## BEGIN PROVIDED MATERIAL
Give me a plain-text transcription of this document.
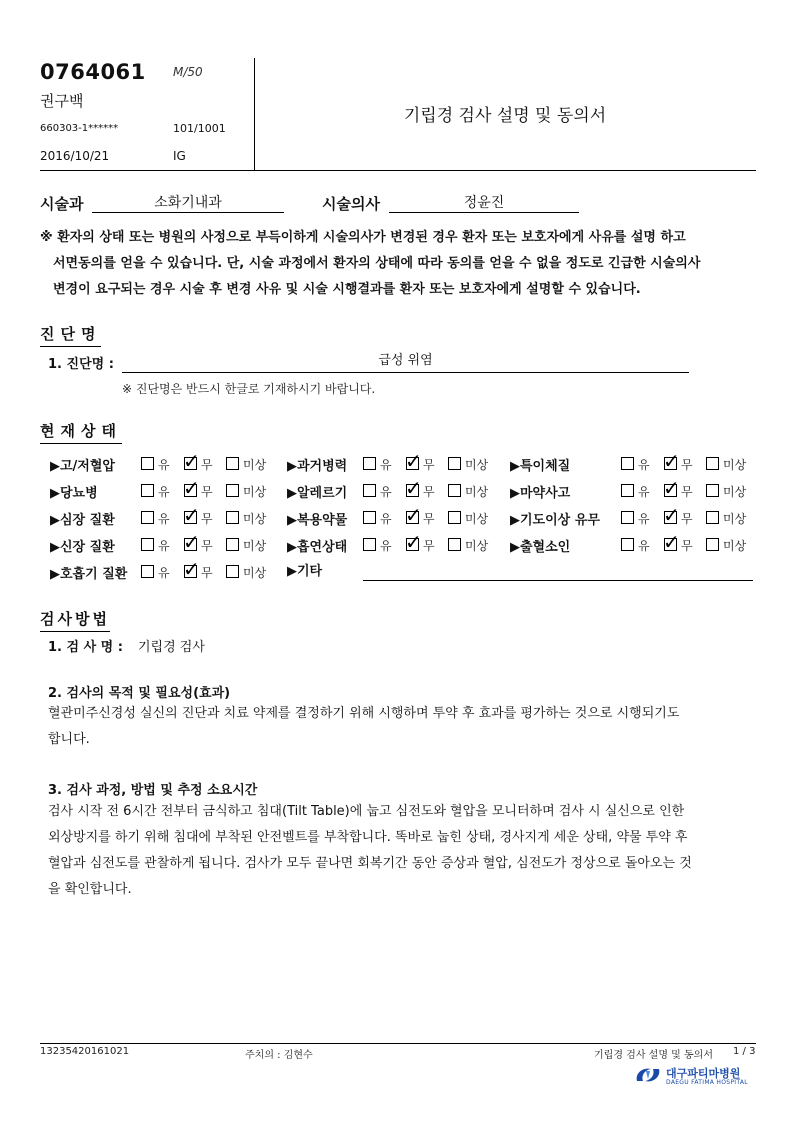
0764061 M/50
권구백
660303-1******	101/1001
2016/10/21	IG
기립경 검사 설명 및 동의서
시술과	소화기내과	시술의사	정윤진
※ 환자의 상태 또는 병원의 사정으로 부득이하게 시술의사가 변경된 경우 환자 또는 보호자에게 사유를 설명 하고
서면동의를 얻을 수 있습니다. 단, 시술 과정에서 환자의 상태에 따라 동의를 얻을 수 없을 정도로 긴급한 시술의사
변경이 요구되는 경우 시술 후 변경 사유 및 시술 시행결과를 환자 또는 보호자에게 설명할 수 있습니다.
진단명
1. 진단명 :	급성 위염
※ 진단명은 반드시 한글로 기재하시기 바랍니다.
현재상태
▶고/저혈압	유 ✓ 무	미상 ▶과거병력	유 ✓ 무	미상 ▶특이체질	유 ✓ 무	미상
▶당뇨병	유 ✓ 무	미상 ▶알레르기	유 ✓ 무	미상 ▶마약사고	유 ✓ 무	미상
▶심장 질환	유 ✓ 무	미상 ▶복용약물	유 ✓ 무	미상 ▶기도이상 유무	유 ✓ 무	미상
▶신장 질환	유 ✓ 무	미상 ▶흡연상태	유 ✓ 무	미상 ▶출혈소인	유 ✓ 무	미상
▶호흡기 질환	유 ✓ 무	미상 ▶기타
검사방법
1. 검 사 명 : 기립경 검사
2. 검사의 목적 및 필요성(효과)
혈관미주신경성 실신의 진단과 치료 약제를 결정하기 위해 시행하며 투약 후 효과를 평가하는 것으로 시행되기도
합니다.
3. 검사 과정, 방법 및 추정 소요시간
검사 시작 전 6시간 전부터 금식하고 침대(Tilt Table)에 눕고 심전도와 혈압을 모니터하며 검사 시 실신으로 인한
외상방지를 하기 위해 침대에 부착된 안전벨트를 부착합니다. 똑바로 눕힌 상태, 경사지게 세운 상태, 약물 투약 후
혈압과 심전도를 관찰하게 됩니다. 검사가 모두 끝나면 회복기간 동안 증상과 혈압, 심전도가 정상으로 돌아오는 것
을 확인합니다.
13235420161021	주치의 : 김현수	기립경 검사 설명 및 동의서 1 / 3
대구파티마병원
DAEGU FATIMA HOSPITAL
## END PROVIDED MATERIAL
BRIEF - With the pictures left out, transcribe the material exactly.

REPLY -
Give me a plain-text transcription of this document.
0764061 M/50
권구백
660303-1******	101/1001
2016/10/21	IG
기립경 검사 설명 및 동의서
시술과	소화기내과	시술의사	정윤진
※ 환자의 상태 또는 병원의 사정으로 부득이하게 시술의사가 변경된 경우 환자 또는 보호자에게 사유를 설명 하고
서면동의를 얻을 수 있습니다. 단, 시술 과정에서 환자의 상태에 따라 동의를 얻을 수 없을 정도로 긴급한 시술의사
변경이 요구되는 경우 시술 후 변경 사유 및 시술 시행결과를 환자 또는 보호자에게 설명할 수 있습니다.
진단명
1. 진단명 :	급성 위염
※ 진단명은 반드시 한글로 기재하시기 바랍니다.
현재상태
▶고/저혈압	유 ✓ 무	미상 ▶과거병력	유 ✓ 무	미상 ▶특이체질	유 ✓ 무	미상
▶당뇨병	유 ✓ 무	미상 ▶알레르기	유 ✓ 무	미상 ▶마약사고	유 ✓ 무	미상
▶심장 질환	유 ✓ 무	미상 ▶복용약물	유 ✓ 무	미상 ▶기도이상 유무	유 ✓ 무	미상
▶신장 질환	유 ✓ 무	미상 ▶흡연상태	유 ✓ 무	미상 ▶출혈소인	유 ✓ 무	미상
▶호흡기 질환	유 ✓ 무	미상 ▶기타
검사방법
1. 검 사 명 : 기립경 검사
2. 검사의 목적 및 필요성(효과)
혈관미주신경성 실신의 진단과 치료 약제를 결정하기 위해 시행하며 투약 후 효과를 평가하는 것으로 시행되기도
합니다.
3. 검사 과정, 방법 및 추정 소요시간
검사 시작 전 6시간 전부터 금식하고 침대(Tilt Table)에 눕고 심전도와 혈압을 모니터하며 검사 시 실신으로 인한
외상방지를 하기 위해 침대에 부착된 안전벨트를 부착합니다. 똑바로 눕힌 상태, 경사지게 세운 상태, 약물 투약 후
혈압과 심전도를 관찰하게 됩니다. 검사가 모두 끝나면 회복기간 동안 증상과 혈압, 심전도가 정상으로 돌아오는 것
을 확인합니다.
13235420161021	주치의 : 김현수	기립경 검사 설명 및 동의서 1 / 3
대구파티마병원
DAEGU FATIMA HOSPITAL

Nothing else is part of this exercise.